═════ THE DATA

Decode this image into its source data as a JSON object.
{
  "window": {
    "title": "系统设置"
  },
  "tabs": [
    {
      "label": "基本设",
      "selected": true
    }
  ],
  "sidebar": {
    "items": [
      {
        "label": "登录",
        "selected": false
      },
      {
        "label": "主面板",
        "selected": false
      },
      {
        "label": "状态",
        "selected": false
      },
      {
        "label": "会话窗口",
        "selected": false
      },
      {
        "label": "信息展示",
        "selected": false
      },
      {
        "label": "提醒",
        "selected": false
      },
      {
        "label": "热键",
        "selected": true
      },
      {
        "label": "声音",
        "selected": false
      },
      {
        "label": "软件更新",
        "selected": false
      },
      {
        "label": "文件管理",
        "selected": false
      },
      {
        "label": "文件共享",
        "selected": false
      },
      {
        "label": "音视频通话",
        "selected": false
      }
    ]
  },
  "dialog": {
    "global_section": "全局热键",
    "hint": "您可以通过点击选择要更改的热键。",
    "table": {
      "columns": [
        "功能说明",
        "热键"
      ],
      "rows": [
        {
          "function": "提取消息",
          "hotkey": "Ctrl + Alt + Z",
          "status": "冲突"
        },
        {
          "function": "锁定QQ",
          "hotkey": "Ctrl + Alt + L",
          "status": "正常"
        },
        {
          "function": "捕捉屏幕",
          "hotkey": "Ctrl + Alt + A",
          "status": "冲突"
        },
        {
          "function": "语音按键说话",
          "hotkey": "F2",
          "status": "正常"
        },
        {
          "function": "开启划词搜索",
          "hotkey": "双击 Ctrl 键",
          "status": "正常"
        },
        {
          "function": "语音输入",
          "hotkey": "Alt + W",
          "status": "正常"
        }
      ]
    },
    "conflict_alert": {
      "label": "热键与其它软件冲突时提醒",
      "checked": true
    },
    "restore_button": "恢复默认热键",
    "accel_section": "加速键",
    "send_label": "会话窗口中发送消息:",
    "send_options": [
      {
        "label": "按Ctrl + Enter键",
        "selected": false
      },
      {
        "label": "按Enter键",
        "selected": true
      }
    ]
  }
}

══════════

Your task is to give the records above again, exactly.

Decode this image into its source data as a JSON object.
{
  "window": {
    "title": "系统设置"
  },
  "tabs": [
    {
      "label": "基本设",
      "selected": true
    }
  ],
  "sidebar": {
    "items": [
      {
        "label": "登录",
        "selected": false
      },
      {
        "label": "主面板",
        "selected": false
      },
      {
        "label": "状态",
        "selected": false
      },
      {
        "label": "会话窗口",
        "selected": false
      },
      {
        "label": "信息展示",
        "selected": false
      },
      {
        "label": "提醒",
        "selected": false
      },
      {
        "label": "热键",
        "selected": true
      },
      {
        "label": "声音",
        "selected": false
      },
      {
        "label": "软件更新",
        "selected": false
      },
      {
        "label": "文件管理",
        "selected": false
      },
      {
        "label": "文件共享",
        "selected": false
      },
      {
        "label": "音视频通话",
        "selected": false
      }
    ]
  },
  "dialog": {
    "global_section": "全局热键",
    "hint": "您可以通过点击选择要更改的热键。",
    "table": {
      "columns": [
        "功能说明",
        "热键"
      ],
      "rows": [
        {
          "function": "提取消息",
          "hotkey": "Ctrl + Alt + Z",
          "status": "冲突"
        },
        {
          "function": "锁定QQ",
          "hotkey": "Ctrl + Alt + L",
          "status": "正常"
        },
        {
          "function": "捕捉屏幕",
          "hotkey": "Ctrl + Alt + A",
          "status": "冲突"
        },
        {
          "function": "语音按键说话",
          "hotkey": "F2",
          "status": "正常"
        },
        {
          "function": "开启划词搜索",
          "hotkey": "双击 Ctrl 键",
          "status": "正常"
        },
        {
          "function": "语音输入",
          "hotkey": "Alt + W",
          "status": "正常"
        }
      ]
    },
    "conflict_alert": {
      "label": "热键与其它软件冲突时提醒",
      "checked": true
    },
    "restore_button": "恢复默认热键",
    "accel_section": "加速键",
    "send_label": "会话窗口中发送消息:",
    "send_options": [
      {
        "label": "按Ctrl + Enter键",
        "selected": false
      },
      {
        "label": "按Enter键",
        "selected": true
      }
    ]
  }
}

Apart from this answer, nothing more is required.